• [Problem to work on]:
Lines that hold the word "交通秩序整治组" should be located and copied.

• [Rows]:
• • •

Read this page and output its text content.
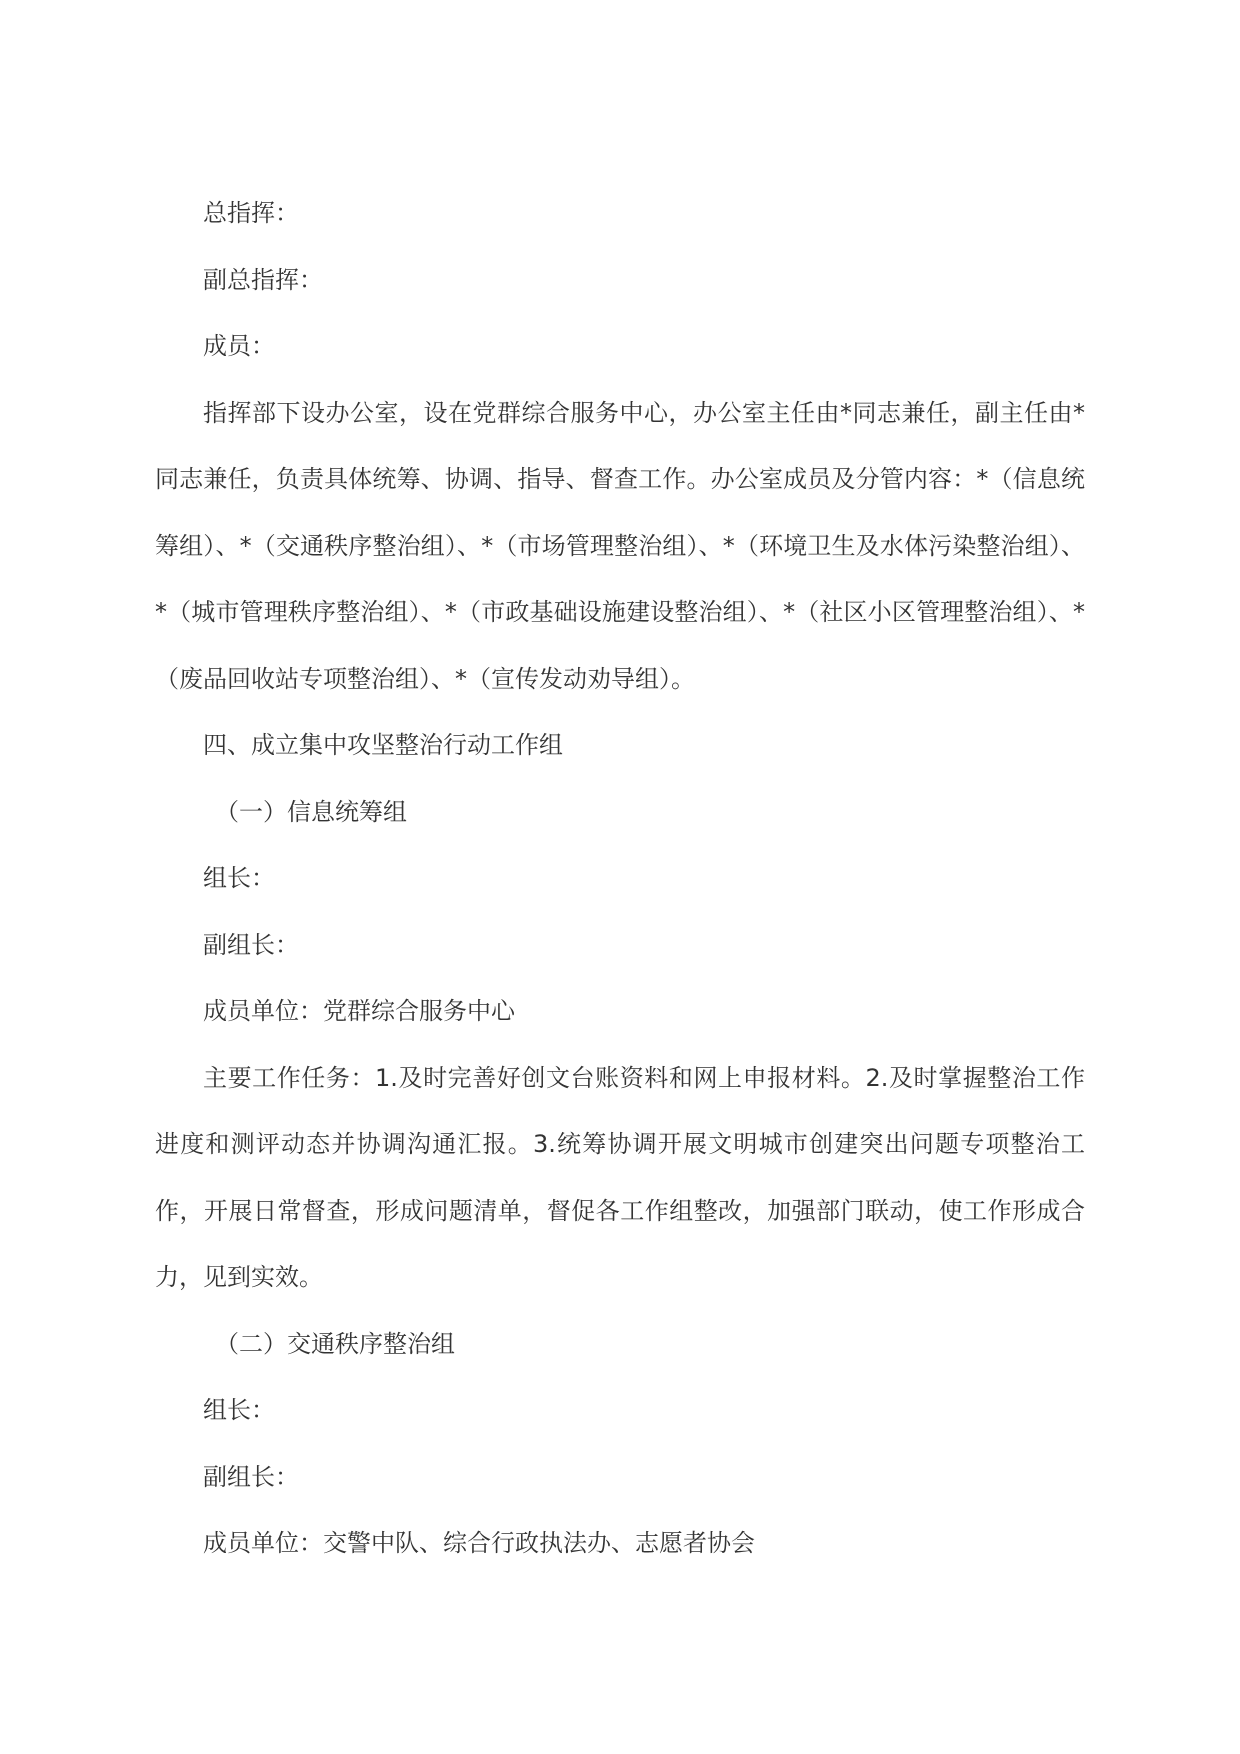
总指挥：

副总指挥：

成员：

指挥部下设办公室，设在党群综合服务中心，办公室主任由*同志兼任，副主任由*同志兼任，负责具体统筹、协调、指导、督查工作。办公室成员及分管内容：*（信息统筹组）、*（交通秩序整治组）、*（市场管理整治组）、*（环境卫生及水体污染整治组）、*（城市管理秩序整治组）、*（市政基础设施建设整治组）、*（社区小区管理整治组）、*（废品回收站专项整治组）、*（宣传发动劝导组）。

四、成立集中攻坚整治行动工作组

（一）信息统筹组

组长：

副组长：

成员单位：党群综合服务中心

主要工作任务：1.及时完善好创文台账资料和网上申报材料。2.及时掌握整治工作进度和测评动态并协调沟通汇报。3.统筹协调开展文明城市创建突出问题专项整治工作，开展日常督查，形成问题清单，督促各工作组整改，加强部门联动，使工作形成合力，见到实效。

（二）交通秩序整治组

组长：

副组长：

成员单位：交警中队、综合行政执法办、志愿者协会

• • •

• [Solution to the exercise]:
指挥部下设办公室，设在党群综合服务中心，办公室主任由*同志兼任，副主任由*同志兼任，负责具体统筹、协调、指导、督查工作。办公室成员及分管内容：*（信息统筹组）、*（交通秩序整治组）、*（市场管理整治组）、*（环境卫生及水体污染整治组）、*（城市管理秩序整治组）、*（市政基础设施建设整治组）、*（社区小区管理整治组）、*（废品回收站专项整治组）、*（宣传发动劝导组）。
（二）交通秩序整治组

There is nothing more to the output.